— Requirement —
Determine how many lines in these records hold "проекте". Only the number is wanted.

— Start —

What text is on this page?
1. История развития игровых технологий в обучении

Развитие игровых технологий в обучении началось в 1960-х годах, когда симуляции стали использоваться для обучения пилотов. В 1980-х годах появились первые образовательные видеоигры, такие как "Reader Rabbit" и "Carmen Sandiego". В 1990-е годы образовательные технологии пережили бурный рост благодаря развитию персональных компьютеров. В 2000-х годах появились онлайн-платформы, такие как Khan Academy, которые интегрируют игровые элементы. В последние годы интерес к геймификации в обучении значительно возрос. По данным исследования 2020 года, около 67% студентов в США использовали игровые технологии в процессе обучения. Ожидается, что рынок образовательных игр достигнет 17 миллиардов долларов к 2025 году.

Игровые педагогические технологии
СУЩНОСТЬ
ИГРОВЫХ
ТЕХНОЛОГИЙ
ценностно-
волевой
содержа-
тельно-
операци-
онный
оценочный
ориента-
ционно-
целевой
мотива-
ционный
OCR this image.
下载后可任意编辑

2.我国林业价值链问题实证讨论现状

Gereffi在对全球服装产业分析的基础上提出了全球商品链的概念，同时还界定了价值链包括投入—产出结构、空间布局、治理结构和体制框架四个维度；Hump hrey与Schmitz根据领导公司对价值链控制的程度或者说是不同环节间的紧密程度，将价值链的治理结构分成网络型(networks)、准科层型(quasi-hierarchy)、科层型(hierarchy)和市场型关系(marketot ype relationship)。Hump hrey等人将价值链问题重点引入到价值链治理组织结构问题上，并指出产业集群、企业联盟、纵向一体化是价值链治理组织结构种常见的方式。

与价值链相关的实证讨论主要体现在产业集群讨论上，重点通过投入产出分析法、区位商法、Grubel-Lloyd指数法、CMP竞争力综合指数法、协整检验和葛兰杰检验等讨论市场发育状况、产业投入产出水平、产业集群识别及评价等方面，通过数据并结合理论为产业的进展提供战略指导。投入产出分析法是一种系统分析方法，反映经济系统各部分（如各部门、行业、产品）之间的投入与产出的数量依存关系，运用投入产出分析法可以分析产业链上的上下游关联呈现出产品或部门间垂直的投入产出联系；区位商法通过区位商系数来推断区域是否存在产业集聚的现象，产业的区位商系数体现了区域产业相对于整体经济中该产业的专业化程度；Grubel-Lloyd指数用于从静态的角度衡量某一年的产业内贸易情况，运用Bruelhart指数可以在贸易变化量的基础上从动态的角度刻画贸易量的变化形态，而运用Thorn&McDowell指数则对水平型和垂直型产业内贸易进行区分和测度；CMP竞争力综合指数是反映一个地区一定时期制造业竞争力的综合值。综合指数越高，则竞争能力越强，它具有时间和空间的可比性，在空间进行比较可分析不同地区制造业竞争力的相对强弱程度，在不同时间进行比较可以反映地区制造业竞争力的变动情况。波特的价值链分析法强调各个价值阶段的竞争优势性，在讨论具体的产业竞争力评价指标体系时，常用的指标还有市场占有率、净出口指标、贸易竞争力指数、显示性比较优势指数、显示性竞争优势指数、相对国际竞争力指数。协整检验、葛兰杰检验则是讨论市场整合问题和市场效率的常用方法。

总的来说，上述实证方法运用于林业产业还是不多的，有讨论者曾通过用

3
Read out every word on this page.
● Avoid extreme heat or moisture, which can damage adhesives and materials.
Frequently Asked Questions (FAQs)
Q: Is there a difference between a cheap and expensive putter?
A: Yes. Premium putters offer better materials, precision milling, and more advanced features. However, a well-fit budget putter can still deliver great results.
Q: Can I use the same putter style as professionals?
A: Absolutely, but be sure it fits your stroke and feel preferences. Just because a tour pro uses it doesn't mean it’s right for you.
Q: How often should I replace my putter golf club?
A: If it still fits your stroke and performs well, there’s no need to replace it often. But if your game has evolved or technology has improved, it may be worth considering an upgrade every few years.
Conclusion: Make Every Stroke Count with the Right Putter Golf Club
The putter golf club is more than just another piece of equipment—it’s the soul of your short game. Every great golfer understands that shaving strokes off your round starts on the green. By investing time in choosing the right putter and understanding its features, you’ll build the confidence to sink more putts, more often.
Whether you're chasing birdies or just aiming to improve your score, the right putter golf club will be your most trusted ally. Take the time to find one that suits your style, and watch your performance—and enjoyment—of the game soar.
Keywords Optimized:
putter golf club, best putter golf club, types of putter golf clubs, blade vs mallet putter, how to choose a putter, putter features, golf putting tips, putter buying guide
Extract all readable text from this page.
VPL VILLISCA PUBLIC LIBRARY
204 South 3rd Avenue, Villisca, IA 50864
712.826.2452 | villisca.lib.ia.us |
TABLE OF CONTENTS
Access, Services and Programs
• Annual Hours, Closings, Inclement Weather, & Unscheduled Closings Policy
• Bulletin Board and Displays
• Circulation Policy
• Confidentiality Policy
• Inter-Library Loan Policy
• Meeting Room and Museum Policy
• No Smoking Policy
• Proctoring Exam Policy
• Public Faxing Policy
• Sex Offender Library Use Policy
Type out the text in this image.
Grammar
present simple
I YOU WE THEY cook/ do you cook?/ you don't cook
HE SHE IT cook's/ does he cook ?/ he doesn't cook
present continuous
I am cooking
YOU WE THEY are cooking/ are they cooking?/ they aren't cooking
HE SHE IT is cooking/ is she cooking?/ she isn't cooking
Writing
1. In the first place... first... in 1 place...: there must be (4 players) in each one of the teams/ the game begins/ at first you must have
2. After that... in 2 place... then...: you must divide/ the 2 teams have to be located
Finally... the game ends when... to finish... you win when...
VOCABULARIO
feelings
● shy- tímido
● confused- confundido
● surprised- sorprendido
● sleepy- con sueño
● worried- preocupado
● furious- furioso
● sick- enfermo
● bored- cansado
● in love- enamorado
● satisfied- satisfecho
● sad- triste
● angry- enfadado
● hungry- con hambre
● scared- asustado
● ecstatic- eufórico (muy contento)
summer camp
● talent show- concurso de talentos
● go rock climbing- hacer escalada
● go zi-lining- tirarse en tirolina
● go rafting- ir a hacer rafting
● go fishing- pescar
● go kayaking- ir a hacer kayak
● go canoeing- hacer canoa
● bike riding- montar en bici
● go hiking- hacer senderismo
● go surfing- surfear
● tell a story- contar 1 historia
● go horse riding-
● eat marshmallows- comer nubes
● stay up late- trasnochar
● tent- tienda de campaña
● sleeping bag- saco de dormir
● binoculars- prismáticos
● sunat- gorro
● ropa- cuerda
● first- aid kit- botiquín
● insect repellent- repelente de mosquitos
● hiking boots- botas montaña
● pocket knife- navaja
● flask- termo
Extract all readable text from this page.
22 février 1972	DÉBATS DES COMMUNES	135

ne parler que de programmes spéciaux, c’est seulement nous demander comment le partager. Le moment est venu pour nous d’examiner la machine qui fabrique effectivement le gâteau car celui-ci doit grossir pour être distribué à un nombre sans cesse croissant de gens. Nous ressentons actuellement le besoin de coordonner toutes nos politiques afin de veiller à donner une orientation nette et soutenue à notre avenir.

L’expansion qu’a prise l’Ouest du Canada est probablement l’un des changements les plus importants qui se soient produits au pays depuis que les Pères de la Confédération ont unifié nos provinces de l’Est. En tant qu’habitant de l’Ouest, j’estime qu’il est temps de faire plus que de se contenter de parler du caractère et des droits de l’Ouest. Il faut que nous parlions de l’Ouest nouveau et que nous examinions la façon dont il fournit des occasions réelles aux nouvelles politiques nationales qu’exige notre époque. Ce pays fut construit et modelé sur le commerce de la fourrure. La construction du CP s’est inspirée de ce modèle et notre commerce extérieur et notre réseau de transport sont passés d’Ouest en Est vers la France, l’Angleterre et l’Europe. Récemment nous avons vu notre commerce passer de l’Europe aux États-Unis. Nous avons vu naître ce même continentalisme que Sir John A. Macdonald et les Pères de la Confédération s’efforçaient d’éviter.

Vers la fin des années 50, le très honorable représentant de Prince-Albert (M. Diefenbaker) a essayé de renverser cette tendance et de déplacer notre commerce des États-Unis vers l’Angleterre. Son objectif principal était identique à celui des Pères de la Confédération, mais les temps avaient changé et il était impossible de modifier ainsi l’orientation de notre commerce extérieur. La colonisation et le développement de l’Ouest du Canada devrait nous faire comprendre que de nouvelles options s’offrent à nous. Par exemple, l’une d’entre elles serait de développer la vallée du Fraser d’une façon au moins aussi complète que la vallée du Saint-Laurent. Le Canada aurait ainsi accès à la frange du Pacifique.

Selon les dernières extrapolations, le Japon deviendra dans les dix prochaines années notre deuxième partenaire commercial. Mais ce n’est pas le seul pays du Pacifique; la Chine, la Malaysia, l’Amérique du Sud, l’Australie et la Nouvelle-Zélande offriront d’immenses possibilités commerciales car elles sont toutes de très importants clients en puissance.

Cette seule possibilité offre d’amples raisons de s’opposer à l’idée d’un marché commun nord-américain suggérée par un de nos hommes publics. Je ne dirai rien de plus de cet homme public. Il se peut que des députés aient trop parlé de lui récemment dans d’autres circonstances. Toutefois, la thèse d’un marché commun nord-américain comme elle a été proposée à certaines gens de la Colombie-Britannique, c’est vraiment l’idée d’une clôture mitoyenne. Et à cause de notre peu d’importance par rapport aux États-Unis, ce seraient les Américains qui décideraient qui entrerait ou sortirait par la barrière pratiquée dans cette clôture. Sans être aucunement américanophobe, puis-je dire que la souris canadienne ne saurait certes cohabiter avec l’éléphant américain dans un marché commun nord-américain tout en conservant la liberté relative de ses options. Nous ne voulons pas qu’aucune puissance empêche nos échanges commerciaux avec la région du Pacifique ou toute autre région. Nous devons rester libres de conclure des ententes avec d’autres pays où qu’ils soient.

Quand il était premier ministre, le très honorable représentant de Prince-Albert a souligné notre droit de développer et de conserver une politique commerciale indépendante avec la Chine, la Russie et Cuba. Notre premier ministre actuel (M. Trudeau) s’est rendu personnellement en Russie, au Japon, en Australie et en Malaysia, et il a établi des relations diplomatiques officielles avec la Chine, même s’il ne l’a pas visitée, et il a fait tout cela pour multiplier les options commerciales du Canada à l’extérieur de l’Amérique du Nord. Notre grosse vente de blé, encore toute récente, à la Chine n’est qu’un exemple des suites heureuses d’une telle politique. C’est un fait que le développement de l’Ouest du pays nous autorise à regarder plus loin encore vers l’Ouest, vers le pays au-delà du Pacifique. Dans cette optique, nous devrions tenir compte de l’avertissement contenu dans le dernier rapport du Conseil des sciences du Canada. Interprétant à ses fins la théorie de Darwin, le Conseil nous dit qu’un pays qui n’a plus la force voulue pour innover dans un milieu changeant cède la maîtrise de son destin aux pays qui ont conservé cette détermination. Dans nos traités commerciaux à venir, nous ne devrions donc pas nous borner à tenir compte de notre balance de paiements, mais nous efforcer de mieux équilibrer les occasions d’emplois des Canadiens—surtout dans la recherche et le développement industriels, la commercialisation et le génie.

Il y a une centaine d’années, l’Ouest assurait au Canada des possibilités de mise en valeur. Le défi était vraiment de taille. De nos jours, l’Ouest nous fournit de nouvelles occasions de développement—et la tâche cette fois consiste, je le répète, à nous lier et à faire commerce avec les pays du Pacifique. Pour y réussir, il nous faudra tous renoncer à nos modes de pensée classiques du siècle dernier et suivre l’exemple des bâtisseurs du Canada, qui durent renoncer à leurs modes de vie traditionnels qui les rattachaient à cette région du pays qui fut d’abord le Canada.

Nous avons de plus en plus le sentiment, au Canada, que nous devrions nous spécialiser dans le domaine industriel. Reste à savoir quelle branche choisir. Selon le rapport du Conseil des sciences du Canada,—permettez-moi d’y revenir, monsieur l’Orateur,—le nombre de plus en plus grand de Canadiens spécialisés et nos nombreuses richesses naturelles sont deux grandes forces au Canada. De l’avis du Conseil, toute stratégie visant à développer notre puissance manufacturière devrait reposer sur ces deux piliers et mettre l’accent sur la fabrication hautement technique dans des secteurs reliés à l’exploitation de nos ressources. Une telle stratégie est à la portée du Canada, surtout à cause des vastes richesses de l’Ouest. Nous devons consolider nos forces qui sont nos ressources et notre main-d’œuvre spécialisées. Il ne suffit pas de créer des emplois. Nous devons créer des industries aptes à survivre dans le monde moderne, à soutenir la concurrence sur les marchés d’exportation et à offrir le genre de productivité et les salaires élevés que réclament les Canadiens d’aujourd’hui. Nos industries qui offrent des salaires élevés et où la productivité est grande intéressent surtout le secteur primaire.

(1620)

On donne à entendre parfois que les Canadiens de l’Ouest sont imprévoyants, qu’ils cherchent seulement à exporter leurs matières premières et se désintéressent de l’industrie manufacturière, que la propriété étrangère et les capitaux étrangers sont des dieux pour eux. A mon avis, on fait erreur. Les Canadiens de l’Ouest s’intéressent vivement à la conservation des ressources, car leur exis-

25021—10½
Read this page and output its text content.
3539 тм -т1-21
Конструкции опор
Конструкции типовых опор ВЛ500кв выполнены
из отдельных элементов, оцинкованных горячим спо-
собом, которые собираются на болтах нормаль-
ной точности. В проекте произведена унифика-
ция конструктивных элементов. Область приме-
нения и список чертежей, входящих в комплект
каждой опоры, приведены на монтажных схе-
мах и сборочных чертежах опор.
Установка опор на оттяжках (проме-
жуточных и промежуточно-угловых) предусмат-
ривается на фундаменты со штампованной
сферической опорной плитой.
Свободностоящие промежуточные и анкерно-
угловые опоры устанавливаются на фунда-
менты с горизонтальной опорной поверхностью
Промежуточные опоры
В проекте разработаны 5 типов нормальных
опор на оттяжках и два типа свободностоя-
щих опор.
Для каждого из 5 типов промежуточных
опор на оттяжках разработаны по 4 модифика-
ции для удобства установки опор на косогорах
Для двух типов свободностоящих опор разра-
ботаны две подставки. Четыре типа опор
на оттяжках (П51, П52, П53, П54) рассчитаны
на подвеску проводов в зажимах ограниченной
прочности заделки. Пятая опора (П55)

— End —

— Answer to the problem —
2